**Instruction**
Each record must be reproduced exactly as it is shown.

[Start of Supplied information]

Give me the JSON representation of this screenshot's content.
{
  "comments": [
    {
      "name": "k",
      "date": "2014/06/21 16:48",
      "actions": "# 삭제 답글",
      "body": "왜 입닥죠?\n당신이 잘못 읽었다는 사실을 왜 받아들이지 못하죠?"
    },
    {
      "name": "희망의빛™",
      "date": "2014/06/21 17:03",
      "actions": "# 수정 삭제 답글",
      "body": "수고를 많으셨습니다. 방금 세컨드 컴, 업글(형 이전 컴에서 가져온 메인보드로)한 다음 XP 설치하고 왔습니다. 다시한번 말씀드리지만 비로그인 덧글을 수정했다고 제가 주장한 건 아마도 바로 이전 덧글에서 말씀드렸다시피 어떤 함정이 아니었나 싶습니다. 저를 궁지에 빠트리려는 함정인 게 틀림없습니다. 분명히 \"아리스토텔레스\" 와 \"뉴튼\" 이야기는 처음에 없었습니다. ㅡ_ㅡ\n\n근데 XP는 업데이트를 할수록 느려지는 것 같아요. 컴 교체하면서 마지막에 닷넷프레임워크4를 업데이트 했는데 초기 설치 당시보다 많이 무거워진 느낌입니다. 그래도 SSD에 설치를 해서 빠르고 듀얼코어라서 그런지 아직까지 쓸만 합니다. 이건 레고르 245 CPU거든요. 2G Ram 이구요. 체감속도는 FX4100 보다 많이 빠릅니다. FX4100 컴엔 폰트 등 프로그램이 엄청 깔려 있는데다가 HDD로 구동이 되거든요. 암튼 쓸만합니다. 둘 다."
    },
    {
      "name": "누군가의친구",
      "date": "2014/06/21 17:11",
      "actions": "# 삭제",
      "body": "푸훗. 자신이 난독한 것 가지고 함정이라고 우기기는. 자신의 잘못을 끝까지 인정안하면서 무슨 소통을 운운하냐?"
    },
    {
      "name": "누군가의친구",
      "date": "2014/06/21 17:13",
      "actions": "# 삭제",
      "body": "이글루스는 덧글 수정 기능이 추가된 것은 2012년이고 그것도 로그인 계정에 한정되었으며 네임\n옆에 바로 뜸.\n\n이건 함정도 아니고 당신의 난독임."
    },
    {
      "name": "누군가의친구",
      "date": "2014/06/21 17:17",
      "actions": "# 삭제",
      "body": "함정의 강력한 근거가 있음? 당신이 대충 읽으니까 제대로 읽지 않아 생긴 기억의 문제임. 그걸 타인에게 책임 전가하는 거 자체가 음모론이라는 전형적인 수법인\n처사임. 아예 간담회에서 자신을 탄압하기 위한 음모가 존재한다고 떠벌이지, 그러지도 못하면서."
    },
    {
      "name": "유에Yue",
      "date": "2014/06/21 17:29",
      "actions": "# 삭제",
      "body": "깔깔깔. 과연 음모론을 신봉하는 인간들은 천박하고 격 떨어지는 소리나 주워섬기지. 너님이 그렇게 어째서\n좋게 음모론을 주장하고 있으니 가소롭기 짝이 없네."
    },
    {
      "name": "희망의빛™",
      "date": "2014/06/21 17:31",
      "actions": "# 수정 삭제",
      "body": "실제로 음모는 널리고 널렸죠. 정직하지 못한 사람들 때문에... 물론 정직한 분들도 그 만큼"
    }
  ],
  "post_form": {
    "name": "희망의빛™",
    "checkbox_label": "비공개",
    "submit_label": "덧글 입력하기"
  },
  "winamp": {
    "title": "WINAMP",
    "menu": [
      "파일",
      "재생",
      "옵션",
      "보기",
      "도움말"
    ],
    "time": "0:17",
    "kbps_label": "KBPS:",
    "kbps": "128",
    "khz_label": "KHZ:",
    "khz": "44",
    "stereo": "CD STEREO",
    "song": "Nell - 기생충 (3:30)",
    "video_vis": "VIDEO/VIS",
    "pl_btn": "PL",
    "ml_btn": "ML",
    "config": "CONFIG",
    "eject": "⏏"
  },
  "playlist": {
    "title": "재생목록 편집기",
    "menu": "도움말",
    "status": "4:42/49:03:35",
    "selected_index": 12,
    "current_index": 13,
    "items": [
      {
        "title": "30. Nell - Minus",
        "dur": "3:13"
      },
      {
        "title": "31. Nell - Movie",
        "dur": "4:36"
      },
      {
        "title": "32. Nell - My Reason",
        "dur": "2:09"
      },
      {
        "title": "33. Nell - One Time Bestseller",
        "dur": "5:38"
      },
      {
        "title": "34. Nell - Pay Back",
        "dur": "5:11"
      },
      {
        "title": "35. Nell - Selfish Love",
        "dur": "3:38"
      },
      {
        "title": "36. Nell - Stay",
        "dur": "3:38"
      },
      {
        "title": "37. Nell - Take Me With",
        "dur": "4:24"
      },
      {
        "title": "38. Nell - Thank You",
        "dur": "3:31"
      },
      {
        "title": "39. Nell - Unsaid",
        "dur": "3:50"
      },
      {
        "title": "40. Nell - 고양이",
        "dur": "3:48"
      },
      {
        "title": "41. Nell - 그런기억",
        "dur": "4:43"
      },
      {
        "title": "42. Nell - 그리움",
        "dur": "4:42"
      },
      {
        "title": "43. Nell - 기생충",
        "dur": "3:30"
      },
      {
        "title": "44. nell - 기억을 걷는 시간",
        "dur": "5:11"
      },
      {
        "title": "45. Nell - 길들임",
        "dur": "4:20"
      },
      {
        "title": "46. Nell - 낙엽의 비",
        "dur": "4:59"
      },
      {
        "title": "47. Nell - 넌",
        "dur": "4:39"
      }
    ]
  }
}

[End of Supplied information]

**The response**
Give me the JSON representation of this screenshot's content.
{
  "comments": [
    {
      "name": "k",
      "date": "2014/06/21 16:48",
      "actions": "# 삭제 답글",
      "body": "왜 입닥죠?\n당신이 잘못 읽었다는 사실을 왜 받아들이지 못하죠?"
    },
    {
      "name": "희망의빛™",
      "date": "2014/06/21 17:03",
      "actions": "# 수정 삭제 답글",
      "body": "수고를 많으셨습니다. 방금 세컨드 컴, 업글(형 이전 컴에서 가져온 메인보드로)한 다음 XP 설치하고 왔습니다. 다시한번 말씀드리지만 비로그인 덧글을 수정했다고 제가 주장한 건 아마도 바로 이전 덧글에서 말씀드렸다시피 어떤 함정이 아니었나 싶습니다. 저를 궁지에 빠트리려는 함정인 게 틀림없습니다. 분명히 \"아리스토텔레스\" 와 \"뉴튼\" 이야기는 처음에 없었습니다. ㅡ_ㅡ\n\n근데 XP는 업데이트를 할수록 느려지는 것 같아요. 컴 교체하면서 마지막에 닷넷프레임워크4를 업데이트 했는데 초기 설치 당시보다 많이 무거워진 느낌입니다. 그래도 SSD에 설치를 해서 빠르고 듀얼코어라서 그런지 아직까지 쓸만 합니다. 이건 레고르 245 CPU거든요. 2G Ram 이구요. 체감속도는 FX4100 보다 많이 빠릅니다. FX4100 컴엔 폰트 등 프로그램이 엄청 깔려 있는데다가 HDD로 구동이 되거든요. 암튼 쓸만합니다. 둘 다."
    },
    {
      "name": "누군가의친구",
      "date": "2014/06/21 17:11",
      "actions": "# 삭제",
      "body": "푸훗. 자신이 난독한 것 가지고 함정이라고 우기기는. 자신의 잘못을 끝까지 인정안하면서 무슨 소통을 운운하냐?"
    },
    {
      "name": "누군가의친구",
      "date": "2014/06/21 17:13",
      "actions": "# 삭제",
      "body": "이글루스는 덧글 수정 기능이 추가된 것은 2012년이고 그것도 로그인 계정에 한정되었으며 네임\n옆에 바로 뜸.\n\n이건 함정도 아니고 당신의 난독임."
    },
    {
      "name": "누군가의친구",
      "date": "2014/06/21 17:17",
      "actions": "# 삭제",
      "body": "함정의 강력한 근거가 있음? 당신이 대충 읽으니까 제대로 읽지 않아 생긴 기억의 문제임. 그걸 타인에게 책임 전가하는 거 자체가 음모론이라는 전형적인 수법인\n처사임. 아예 간담회에서 자신을 탄압하기 위한 음모가 존재한다고 떠벌이지, 그러지도 못하면서."
    },
    {
      "name": "유에Yue",
      "date": "2014/06/21 17:29",
      "actions": "# 삭제",
      "body": "깔깔깔. 과연 음모론을 신봉하는 인간들은 천박하고 격 떨어지는 소리나 주워섬기지. 너님이 그렇게 어째서\n좋게 음모론을 주장하고 있으니 가소롭기 짝이 없네."
    },
    {
      "name": "희망의빛™",
      "date": "2014/06/21 17:31",
      "actions": "# 수정 삭제",
      "body": "실제로 음모는 널리고 널렸죠. 정직하지 못한 사람들 때문에... 물론 정직한 분들도 그 만큼"
    }
  ],
  "post_form": {
    "name": "희망의빛™",
    "checkbox_label": "비공개",
    "submit_label": "덧글 입력하기"
  },
  "winamp": {
    "title": "WINAMP",
    "menu": [
      "파일",
      "재생",
      "옵션",
      "보기",
      "도움말"
    ],
    "time": "0:17",
    "kbps_label": "KBPS:",
    "kbps": "128",
    "khz_label": "KHZ:",
    "khz": "44",
    "stereo": "CD STEREO",
    "song": "Nell - 기생충 (3:30)",
    "video_vis": "VIDEO/VIS",
    "pl_btn": "PL",
    "ml_btn": "ML",
    "config": "CONFIG",
    "eject": "⏏"
  },
  "playlist": {
    "title": "재생목록 편집기",
    "menu": "도움말",
    "status": "4:42/49:03:35",
    "selected_index": 12,
    "current_index": 13,
    "items": [
      {
        "title": "30. Nell - Minus",
        "dur": "3:13"
      },
      {
        "title": "31. Nell - Movie",
        "dur": "4:36"
      },
      {
        "title": "32. Nell - My Reason",
        "dur": "2:09"
      },
      {
        "title": "33. Nell - One Time Bestseller",
        "dur": "5:38"
      },
      {
        "title": "34. Nell - Pay Back",
        "dur": "5:11"
      },
      {
        "title": "35. Nell - Selfish Love",
        "dur": "3:38"
      },
      {
        "title": "36. Nell - Stay",
        "dur": "3:38"
      },
      {
        "title": "37. Nell - Take Me With",
        "dur": "4:24"
      },
      {
        "title": "38. Nell - Thank You",
        "dur": "3:31"
      },
      {
        "title": "39. Nell - Unsaid",
        "dur": "3:50"
      },
      {
        "title": "40. Nell - 고양이",
        "dur": "3:48"
      },
      {
        "title": "41. Nell - 그런기억",
        "dur": "4:43"
      },
      {
        "title": "42. Nell - 그리움",
        "dur": "4:42"
      },
      {
        "title": "43. Nell - 기생충",
        "dur": "3:30"
      },
      {
        "title": "44. nell - 기억을 걷는 시간",
        "dur": "5:11"
      },
      {
        "title": "45. Nell - 길들임",
        "dur": "4:20"
      },
      {
        "title": "46. Nell - 낙엽의 비",
        "dur": "4:59"
      },
      {
        "title": "47. Nell - 넌",
        "dur": "4:39"
      }
    ]
  }
}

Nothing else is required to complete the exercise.